• [TASK] Scan the listing below for the word "WLAN" and state how many lines hold it. Write nothing but the number.

• [Collection entries]
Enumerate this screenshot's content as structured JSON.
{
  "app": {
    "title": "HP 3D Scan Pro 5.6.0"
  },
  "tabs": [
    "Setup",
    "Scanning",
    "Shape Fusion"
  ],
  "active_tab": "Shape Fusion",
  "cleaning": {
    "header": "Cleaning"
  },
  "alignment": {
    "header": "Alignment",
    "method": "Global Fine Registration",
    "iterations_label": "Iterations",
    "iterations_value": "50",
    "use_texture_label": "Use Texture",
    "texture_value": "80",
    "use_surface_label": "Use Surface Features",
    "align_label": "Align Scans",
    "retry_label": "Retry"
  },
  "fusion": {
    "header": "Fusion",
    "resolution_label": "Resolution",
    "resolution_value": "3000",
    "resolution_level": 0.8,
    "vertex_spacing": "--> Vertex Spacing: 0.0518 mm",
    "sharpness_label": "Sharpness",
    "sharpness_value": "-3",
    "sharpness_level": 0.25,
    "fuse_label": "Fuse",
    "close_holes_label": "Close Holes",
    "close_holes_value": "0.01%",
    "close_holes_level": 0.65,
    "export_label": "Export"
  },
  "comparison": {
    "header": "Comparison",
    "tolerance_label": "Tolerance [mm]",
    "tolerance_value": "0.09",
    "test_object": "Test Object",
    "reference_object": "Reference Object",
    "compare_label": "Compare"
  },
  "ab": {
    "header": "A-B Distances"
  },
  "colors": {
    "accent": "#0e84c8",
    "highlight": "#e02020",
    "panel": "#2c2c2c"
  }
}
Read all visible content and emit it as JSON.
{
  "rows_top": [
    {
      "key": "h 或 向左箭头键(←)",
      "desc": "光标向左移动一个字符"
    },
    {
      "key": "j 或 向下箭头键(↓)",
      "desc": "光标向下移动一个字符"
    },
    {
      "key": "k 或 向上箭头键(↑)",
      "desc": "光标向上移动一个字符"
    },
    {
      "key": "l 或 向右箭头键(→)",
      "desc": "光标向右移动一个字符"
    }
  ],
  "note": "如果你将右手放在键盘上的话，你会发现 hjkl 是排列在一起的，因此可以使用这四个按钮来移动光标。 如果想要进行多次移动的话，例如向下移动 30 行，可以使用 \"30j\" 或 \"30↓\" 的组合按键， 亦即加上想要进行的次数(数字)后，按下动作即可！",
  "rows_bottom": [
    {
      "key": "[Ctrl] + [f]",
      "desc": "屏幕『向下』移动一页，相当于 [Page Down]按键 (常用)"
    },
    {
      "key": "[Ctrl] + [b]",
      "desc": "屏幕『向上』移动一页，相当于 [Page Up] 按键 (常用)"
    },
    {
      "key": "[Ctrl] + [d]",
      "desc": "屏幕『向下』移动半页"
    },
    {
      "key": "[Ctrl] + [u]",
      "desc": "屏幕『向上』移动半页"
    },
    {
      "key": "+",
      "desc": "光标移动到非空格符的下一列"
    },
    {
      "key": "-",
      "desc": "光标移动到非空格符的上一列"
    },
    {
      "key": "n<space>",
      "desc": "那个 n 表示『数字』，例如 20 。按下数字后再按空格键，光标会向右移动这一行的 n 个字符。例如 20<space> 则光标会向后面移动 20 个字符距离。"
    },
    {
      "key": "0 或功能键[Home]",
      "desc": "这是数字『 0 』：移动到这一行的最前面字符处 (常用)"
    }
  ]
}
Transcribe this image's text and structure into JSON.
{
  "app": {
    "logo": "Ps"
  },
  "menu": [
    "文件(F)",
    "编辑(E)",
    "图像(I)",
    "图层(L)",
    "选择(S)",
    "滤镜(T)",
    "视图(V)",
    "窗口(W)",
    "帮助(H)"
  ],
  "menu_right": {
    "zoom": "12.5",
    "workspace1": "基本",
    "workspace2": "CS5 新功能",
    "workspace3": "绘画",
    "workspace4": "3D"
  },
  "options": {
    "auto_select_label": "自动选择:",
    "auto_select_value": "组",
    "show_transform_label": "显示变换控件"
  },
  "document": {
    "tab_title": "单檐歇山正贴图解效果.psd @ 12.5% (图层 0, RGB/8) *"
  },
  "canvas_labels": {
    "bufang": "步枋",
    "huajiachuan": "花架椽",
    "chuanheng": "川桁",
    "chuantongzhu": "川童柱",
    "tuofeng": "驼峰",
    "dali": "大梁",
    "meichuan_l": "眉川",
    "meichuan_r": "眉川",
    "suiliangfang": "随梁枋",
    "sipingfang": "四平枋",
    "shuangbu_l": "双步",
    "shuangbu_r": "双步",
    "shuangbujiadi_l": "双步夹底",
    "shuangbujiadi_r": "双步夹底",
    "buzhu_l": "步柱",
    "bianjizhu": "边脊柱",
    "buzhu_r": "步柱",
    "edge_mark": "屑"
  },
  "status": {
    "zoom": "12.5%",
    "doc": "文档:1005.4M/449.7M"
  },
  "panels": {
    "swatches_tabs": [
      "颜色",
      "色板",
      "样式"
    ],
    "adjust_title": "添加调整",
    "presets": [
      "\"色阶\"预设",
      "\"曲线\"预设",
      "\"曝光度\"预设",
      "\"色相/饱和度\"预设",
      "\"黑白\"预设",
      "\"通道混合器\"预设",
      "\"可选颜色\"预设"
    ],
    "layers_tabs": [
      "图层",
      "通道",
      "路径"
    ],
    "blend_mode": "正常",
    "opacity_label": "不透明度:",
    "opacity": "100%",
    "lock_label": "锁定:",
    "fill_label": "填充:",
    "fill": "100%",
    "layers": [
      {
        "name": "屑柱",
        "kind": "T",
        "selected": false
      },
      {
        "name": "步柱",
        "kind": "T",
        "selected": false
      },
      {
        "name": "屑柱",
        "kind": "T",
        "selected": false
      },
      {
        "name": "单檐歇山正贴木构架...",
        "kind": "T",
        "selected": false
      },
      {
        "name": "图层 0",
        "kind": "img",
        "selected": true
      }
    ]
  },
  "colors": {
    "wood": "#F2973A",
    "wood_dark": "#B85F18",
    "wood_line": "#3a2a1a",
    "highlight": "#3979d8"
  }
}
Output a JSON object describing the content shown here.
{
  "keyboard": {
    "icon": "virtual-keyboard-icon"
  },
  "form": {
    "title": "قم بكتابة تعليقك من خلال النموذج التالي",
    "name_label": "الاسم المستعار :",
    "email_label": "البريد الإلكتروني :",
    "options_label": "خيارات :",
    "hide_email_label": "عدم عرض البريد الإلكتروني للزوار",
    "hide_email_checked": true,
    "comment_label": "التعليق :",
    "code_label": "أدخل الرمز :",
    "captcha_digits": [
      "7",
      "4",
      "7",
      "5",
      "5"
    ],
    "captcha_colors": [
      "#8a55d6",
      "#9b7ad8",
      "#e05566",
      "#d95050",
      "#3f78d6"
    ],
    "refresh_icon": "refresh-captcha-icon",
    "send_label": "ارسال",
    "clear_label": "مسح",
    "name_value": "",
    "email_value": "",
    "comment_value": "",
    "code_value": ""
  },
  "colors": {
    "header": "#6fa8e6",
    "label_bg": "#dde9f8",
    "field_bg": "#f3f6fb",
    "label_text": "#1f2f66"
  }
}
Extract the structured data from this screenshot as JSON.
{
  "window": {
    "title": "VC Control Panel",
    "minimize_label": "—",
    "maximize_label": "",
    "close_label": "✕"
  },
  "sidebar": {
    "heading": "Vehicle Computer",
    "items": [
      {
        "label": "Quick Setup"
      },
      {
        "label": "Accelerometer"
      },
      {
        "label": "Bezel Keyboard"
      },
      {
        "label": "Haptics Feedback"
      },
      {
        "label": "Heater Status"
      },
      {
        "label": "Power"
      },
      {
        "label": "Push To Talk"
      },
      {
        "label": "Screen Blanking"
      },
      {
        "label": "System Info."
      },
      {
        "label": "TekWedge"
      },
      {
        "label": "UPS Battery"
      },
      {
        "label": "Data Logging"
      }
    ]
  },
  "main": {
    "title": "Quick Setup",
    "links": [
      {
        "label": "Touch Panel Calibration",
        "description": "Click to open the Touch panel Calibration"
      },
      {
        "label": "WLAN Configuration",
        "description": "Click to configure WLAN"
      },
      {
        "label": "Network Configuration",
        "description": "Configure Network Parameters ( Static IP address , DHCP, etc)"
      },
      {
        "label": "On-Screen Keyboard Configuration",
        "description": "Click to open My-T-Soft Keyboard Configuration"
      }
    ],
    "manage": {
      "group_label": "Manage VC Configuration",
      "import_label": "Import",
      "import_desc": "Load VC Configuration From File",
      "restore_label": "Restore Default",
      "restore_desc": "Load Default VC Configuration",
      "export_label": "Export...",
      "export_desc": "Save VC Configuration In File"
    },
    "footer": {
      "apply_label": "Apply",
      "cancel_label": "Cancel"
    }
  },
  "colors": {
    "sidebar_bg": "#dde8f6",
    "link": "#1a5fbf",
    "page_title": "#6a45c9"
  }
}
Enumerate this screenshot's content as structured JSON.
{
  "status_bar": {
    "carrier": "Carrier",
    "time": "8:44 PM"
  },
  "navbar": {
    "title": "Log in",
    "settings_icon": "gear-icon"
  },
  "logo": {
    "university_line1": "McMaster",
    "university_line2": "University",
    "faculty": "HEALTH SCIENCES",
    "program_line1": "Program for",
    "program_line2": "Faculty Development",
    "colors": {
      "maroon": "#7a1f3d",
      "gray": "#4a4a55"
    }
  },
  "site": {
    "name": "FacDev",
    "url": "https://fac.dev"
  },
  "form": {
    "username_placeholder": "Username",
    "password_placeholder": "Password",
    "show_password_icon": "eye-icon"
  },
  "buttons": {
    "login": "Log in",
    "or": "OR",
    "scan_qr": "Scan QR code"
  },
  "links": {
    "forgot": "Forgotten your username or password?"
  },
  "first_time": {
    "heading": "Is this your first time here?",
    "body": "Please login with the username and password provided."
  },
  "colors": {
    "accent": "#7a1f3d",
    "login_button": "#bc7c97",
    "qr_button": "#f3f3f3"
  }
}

• [EXERCISE RESPONSE] 2